* _Problem_
Transcribe the entries below exactly; leave every image out.

═════ Data lines ═════

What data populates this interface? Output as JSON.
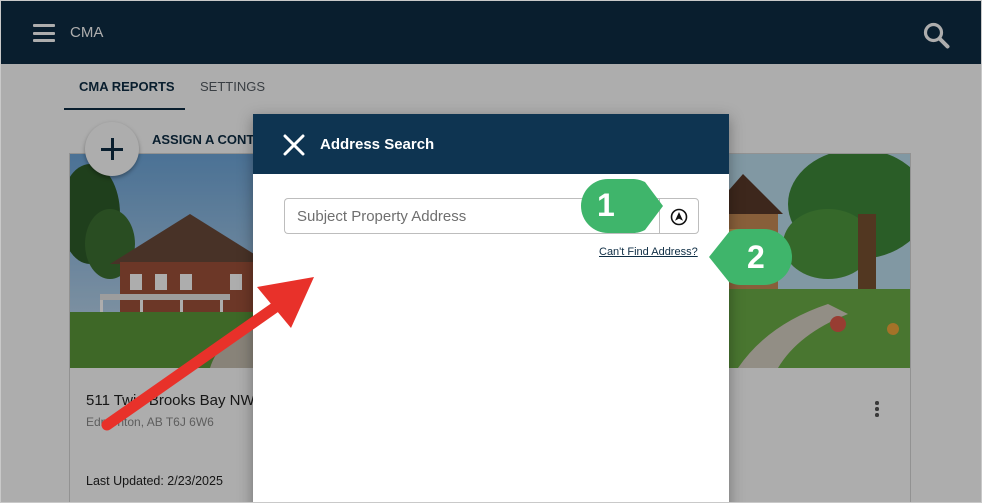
{
  "app": {
    "title": "CMA"
  },
  "tabs": [
    {
      "label": "CMA REPORTS",
      "active": true
    },
    {
      "label": "SETTINGS",
      "active": false
    }
  ],
  "assign": {
    "label": "ASSIGN A CONT"
  },
  "card": {
    "address": "511 Twin Brooks Bay NW",
    "city": "Edmonton, AB T6J 6W6",
    "last_updated": "Last Updated: 2/23/2025"
  },
  "modal": {
    "title": "Address Search",
    "input_placeholder": "Subject Property Address",
    "input_value": "",
    "cant_find_link": "Can't Find Address?"
  },
  "annotations": {
    "callout_1": "1",
    "callout_2": "2",
    "callout_color": "#3fb56b",
    "arrow_color": "#e8312a"
  },
  "colors": {
    "header_navy": "#0e2d44",
    "modal_header": "#0e3451"
  }
}
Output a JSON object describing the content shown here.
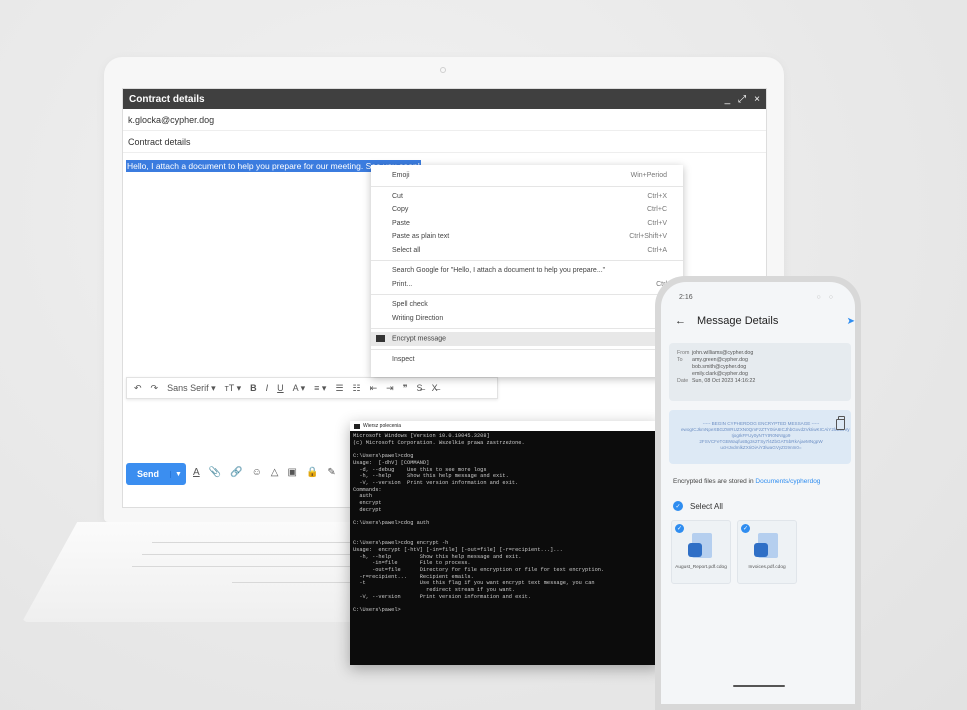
{
  "email": {
    "window_title": "Contract details",
    "window_controls": [
      "_",
      "⤢",
      "×"
    ],
    "to": "k.glocka@cypher.dog",
    "subject": "Contract details",
    "body_selected": "Hello, I attach a document to help you prepare for our meeting. See you soon!",
    "toolbar": [
      "↶",
      "↷",
      "Sans Serif ▾",
      "ᴛT ▾",
      "B",
      "I",
      "U",
      "A ▾",
      "≡ ▾",
      "☰",
      "☷",
      "⇤",
      "⇥",
      "❞",
      "S̶",
      "X̶"
    ],
    "send_label": "Send",
    "send_more": "▼",
    "bottom_icons": [
      "A",
      "📎",
      "🔗",
      "☺",
      "△",
      "▣",
      "🔒",
      "✎"
    ]
  },
  "context_menu": {
    "items": [
      {
        "label": "Emoji",
        "shortcut": "Win+Period"
      },
      {
        "sep": true
      },
      {
        "label": "Cut",
        "shortcut": "Ctrl+X"
      },
      {
        "label": "Copy",
        "shortcut": "Ctrl+C"
      },
      {
        "label": "Paste",
        "shortcut": "Ctrl+V"
      },
      {
        "label": "Paste as plain text",
        "shortcut": "Ctrl+Shift+V"
      },
      {
        "label": "Select all",
        "shortcut": "Ctrl+A"
      },
      {
        "sep": true
      },
      {
        "label": "Search Google for \"Hello, I attach a document to help you prepare...\"",
        "shortcut": ""
      },
      {
        "label": "Print...",
        "shortcut": "Ctrl"
      },
      {
        "sep": true
      },
      {
        "label": "Spell check",
        "shortcut": ""
      },
      {
        "label": "Writing Direction",
        "shortcut": ""
      },
      {
        "sep": true
      },
      {
        "label": "Encrypt message",
        "shortcut": "",
        "highlight": true
      },
      {
        "sep": true
      },
      {
        "label": "Inspect",
        "shortcut": ""
      }
    ]
  },
  "terminal": {
    "title": "Wiersz polecenia",
    "text": "Microsoft Windows [Version 10.0.19045.3208]\n(c) Microsoft Corporation. Wszelkie prawa zastrzeżone.\n\nC:\\Users\\pawel>cdog\nUsage:  [-dhV] [COMMAND]\n  -d, --debug    Use this to see more logs\n  -h, --help     Show this help message and exit.\n  -V, --version  Print version information and exit.\nCommands:\n  auth\n  encrypt\n  decrypt\n\nC:\\Users\\pawel>cdog auth\n\n\nC:\\Users\\pawel>cdog encrypt -h\nUsage:  encrypt [-htV] [-in=file] [-out=file] [-r=recipient...]...\n  -h, --help         Show this help message and exit.\n      -in=file       File to process.\n      -out=file      Directory for file encryption or file for text encryption.\n  -r=recipient...    Recipient emails.\n  -t                 Use this flag if you want encrypt text message, you can\n                       redirect stream if you want.\n  -V, --version      Print version information and exit.\n\nC:\\Users\\pawel>"
  },
  "phone": {
    "time": "2:16",
    "header_title": "Message Details",
    "from_label": "From",
    "from": "john.williams@cypher.dog",
    "to_label": "To",
    "to": [
      "amy.green@cypher.dog",
      "bob.smith@cypher.dog",
      "emily.clark@cypher.dog"
    ],
    "date_label": "Date",
    "date": "Sun, 08 Oct 2023 14:16:22",
    "encrypted_text": "----- BEGIN CYPHERDOG ENCRYPTED MESSAGE ----- ewogICJkmNpeXBGZWRUZXN0QmFzZTY0IiA6ICJhbGxvd2VkIiwKICAiY2lwaGVy IjogIkFFUy0yNTYtR0NNIgp9 2FSVCFeTGBWaqfusBg3s2TSy7l4ZbGAT5bRkAjaeMNgpW ucHJvdmlkZXIiOiAiY3lwaGVyZG9nIn0=",
    "stored_text": "Encrypted files are stored in",
    "stored_link": "Documents/cypherdog",
    "select_all": "Select All",
    "files": [
      "August_Report.pdf.cdog",
      "Invoices.pdf.cdog"
    ]
  }
}
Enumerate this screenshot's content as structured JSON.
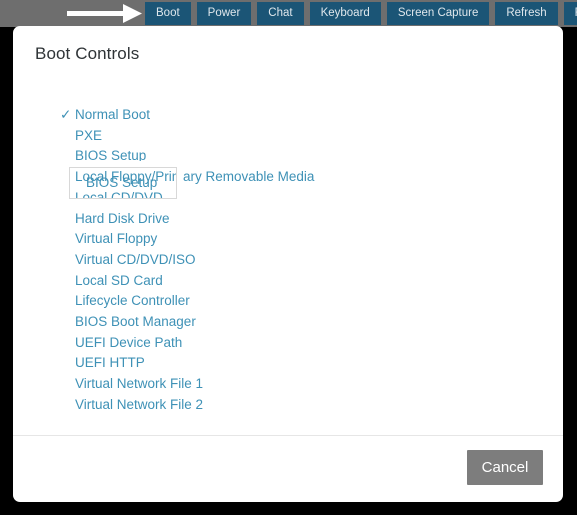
{
  "toolbar": {
    "background_color": "#6e6e6e",
    "button_color": "#1b5576",
    "buttons": [
      {
        "label": "Boot"
      },
      {
        "label": "Power"
      },
      {
        "label": "Chat"
      },
      {
        "label": "Keyboard"
      },
      {
        "label": "Screen Capture"
      },
      {
        "label": "Refresh"
      },
      {
        "label": "Full S"
      }
    ],
    "annotation": {
      "type": "arrow",
      "direction": "right",
      "color": "#ffffff",
      "points_to": "Boot"
    }
  },
  "dialog": {
    "title": "Boot Controls",
    "link_color": "#3e91b6",
    "selected_marker": "✓",
    "boot_options": [
      {
        "label": "Normal Boot",
        "selected": true
      },
      {
        "label": "PXE",
        "selected": false
      },
      {
        "label": "BIOS Setup",
        "selected": false,
        "highlighted": true
      },
      {
        "label": "Local Floppy/Primary Removable Media",
        "selected": false
      },
      {
        "label": "Local CD/DVD",
        "selected": false
      },
      {
        "label": "Hard Disk Drive",
        "selected": false
      },
      {
        "label": "Virtual Floppy",
        "selected": false
      },
      {
        "label": "Virtual CD/DVD/ISO",
        "selected": false
      },
      {
        "label": "Local SD Card",
        "selected": false
      },
      {
        "label": "Lifecycle Controller",
        "selected": false
      },
      {
        "label": "BIOS Boot Manager",
        "selected": false
      },
      {
        "label": "UEFI Device Path",
        "selected": false
      },
      {
        "label": "UEFI HTTP",
        "selected": false
      },
      {
        "label": "Virtual Network File 1",
        "selected": false
      },
      {
        "label": "Virtual Network File 2",
        "selected": false
      }
    ],
    "highlight_label": "BIOS Setup",
    "footer": {
      "cancel_label": "Cancel",
      "cancel_color": "#7d7d7d"
    }
  }
}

═════

* _Output of the task_
What data populates this interface? Output as JSON.
{
  "app": {
    "title": "CMA"
  },
  "tabs": [
    {
      "label": "CMA REPORTS",
      "active": true
    },
    {
      "label": "SETTINGS",
      "active": false
    }
  ],
  "assign": {
    "label": "ASSIGN A CONT"
  },
  "card": {
    "address": "511 Twin Brooks Bay NW",
    "city": "Edmonton, AB T6J 6W6",
    "last_updated": "Last Updated: 2/23/2025"
  },
  "modal": {
    "title": "Address Search",
    "input_placeholder": "Subject Property Address",
    "input_value": "",
    "cant_find_link": "Can't Find Address?"
  },
  "annotations": {
    "callout_1": "1",
    "callout_2": "2",
    "callout_color": "#3fb56b",
    "arrow_color": "#e8312a"
  },
  "colors": {
    "header_navy": "#0e2d44",
    "modal_header": "#0e3451"
  }
}
Output a JSON object describing the content shown here.
{
  "email": {
    "window_title": "Contract details",
    "window_controls": [
      "_",
      "⤢",
      "×"
    ],
    "to": "k.glocka@cypher.dog",
    "subject": "Contract details",
    "body_selected": "Hello, I attach a document to help you prepare for our meeting. See you soon!",
    "toolbar": [
      "↶",
      "↷",
      "Sans Serif ▾",
      "ᴛT ▾",
      "B",
      "I",
      "U",
      "A ▾",
      "≡ ▾",
      "☰",
      "☷",
      "⇤",
      "⇥",
      "❞",
      "S̶",
      "X̶"
    ],
    "send_label": "Send",
    "send_more": "▼",
    "bottom_icons": [
      "A",
      "📎",
      "🔗",
      "☺",
      "△",
      "▣",
      "🔒",
      "✎"
    ]
  },
  "context_menu": {
    "items": [
      {
        "label": "Emoji",
        "shortcut": "Win+Period"
      },
      {
        "sep": true
      },
      {
        "label": "Cut",
        "shortcut": "Ctrl+X"
      },
      {
        "label": "Copy",
        "shortcut": "Ctrl+C"
      },
      {
        "label": "Paste",
        "shortcut": "Ctrl+V"
      },
      {
        "label": "Paste as plain text",
        "shortcut": "Ctrl+Shift+V"
      },
      {
        "label": "Select all",
        "shortcut": "Ctrl+A"
      },
      {
        "sep": true
      },
      {
        "label": "Search Google for \"Hello, I attach a document to help you prepare...\"",
        "shortcut": ""
      },
      {
        "label": "Print...",
        "shortcut": "Ctrl"
      },
      {
        "sep": true
      },
      {
        "label": "Spell check",
        "shortcut": ""
      },
      {
        "label": "Writing Direction",
        "shortcut": ""
      },
      {
        "sep": true
      },
      {
        "label": "Encrypt message",
        "shortcut": "",
        "highlight": true
      },
      {
        "sep": true
      },
      {
        "label": "Inspect",
        "shortcut": ""
      }
    ]
  },
  "terminal": {
    "title": "Wiersz polecenia",
    "text": "Microsoft Windows [Version 10.0.19045.3208]\n(c) Microsoft Corporation. Wszelkie prawa zastrzeżone.\n\nC:\\Users\\pawel>cdog\nUsage:  [-dhV] [COMMAND]\n  -d, --debug    Use this to see more logs\n  -h, --help     Show this help message and exit.\n  -V, --version  Print version information and exit.\nCommands:\n  auth\n  encrypt\n  decrypt\n\nC:\\Users\\pawel>cdog auth\n\n\nC:\\Users\\pawel>cdog encrypt -h\nUsage:  encrypt [-htV] [-in=file] [-out=file] [-r=recipient...]...\n  -h, --help         Show this help message and exit.\n      -in=file       File to process.\n      -out=file      Directory for file encryption or file for text encryption.\n  -r=recipient...    Recipient emails.\n  -t                 Use this flag if you want encrypt text message, you can\n                       redirect stream if you want.\n  -V, --version      Print version information and exit.\n\nC:\\Users\\pawel>"
  },
  "phone": {
    "time": "2:16",
    "header_title": "Message Details",
    "from_label": "From",
    "from": "john.williams@cypher.dog",
    "to_label": "To",
    "to": [
      "amy.green@cypher.dog",
      "bob.smith@cypher.dog",
      "emily.clark@cypher.dog"
    ],
    "date_label": "Date",
    "date": "Sun, 08 Oct 2023 14:16:22",
    "encrypted_text": "----- BEGIN CYPHERDOG ENCRYPTED MESSAGE ----- ewogICJkmNpeXBGZWRUZXN0QmFzZTY0IiA6ICJhbGxvd2VkIiwKICAiY2lwaGVy IjogIkFFUy0yNTYtR0NNIgp9 2FSVCFeTGBWaqfusBg3s2TSy7l4ZbGAT5bRkAjaeMNgpW ucHJvdmlkZXIiOiAiY3lwaGVyZG9nIn0=",
    "stored_text": "Encrypted files are stored in",
    "stored_link": "Documents/cypherdog",
    "select_all": "Select All",
    "files": [
      "August_Report.pdf.cdog",
      "Invoices.pdf.cdog"
    ]
  }
}
Enumerate this screenshot's content as structured JSON.
{
  "toolbar": {
    "background_color": "#6e6e6e",
    "button_color": "#1b5576",
    "buttons": [
      {
        "label": "Boot"
      },
      {
        "label": "Power"
      },
      {
        "label": "Chat"
      },
      {
        "label": "Keyboard"
      },
      {
        "label": "Screen Capture"
      },
      {
        "label": "Refresh"
      },
      {
        "label": "Full S"
      }
    ],
    "annotation": {
      "type": "arrow",
      "direction": "right",
      "color": "#ffffff",
      "points_to": "Boot"
    }
  },
  "dialog": {
    "title": "Boot Controls",
    "link_color": "#3e91b6",
    "selected_marker": "✓",
    "boot_options": [
      {
        "label": "Normal Boot",
        "selected": true
      },
      {
        "label": "PXE",
        "selected": false
      },
      {
        "label": "BIOS Setup",
        "selected": false,
        "highlighted": true
      },
      {
        "label": "Local Floppy/Primary Removable Media",
        "selected": false
      },
      {
        "label": "Local CD/DVD",
        "selected": false
      },
      {
        "label": "Hard Disk Drive",
        "selected": false
      },
      {
        "label": "Virtual Floppy",
        "selected": false
      },
      {
        "label": "Virtual CD/DVD/ISO",
        "selected": false
      },
      {
        "label": "Local SD Card",
        "selected": false
      },
      {
        "label": "Lifecycle Controller",
        "selected": false
      },
      {
        "label": "BIOS Boot Manager",
        "selected": false
      },
      {
        "label": "UEFI Device Path",
        "selected": false
      },
      {
        "label": "UEFI HTTP",
        "selected": false
      },
      {
        "label": "Virtual Network File 1",
        "selected": false
      },
      {
        "label": "Virtual Network File 2",
        "selected": false
      }
    ],
    "highlight_label": "BIOS Setup",
    "footer": {
      "cancel_label": "Cancel",
      "cancel_color": "#7d7d7d"
    }
  }
}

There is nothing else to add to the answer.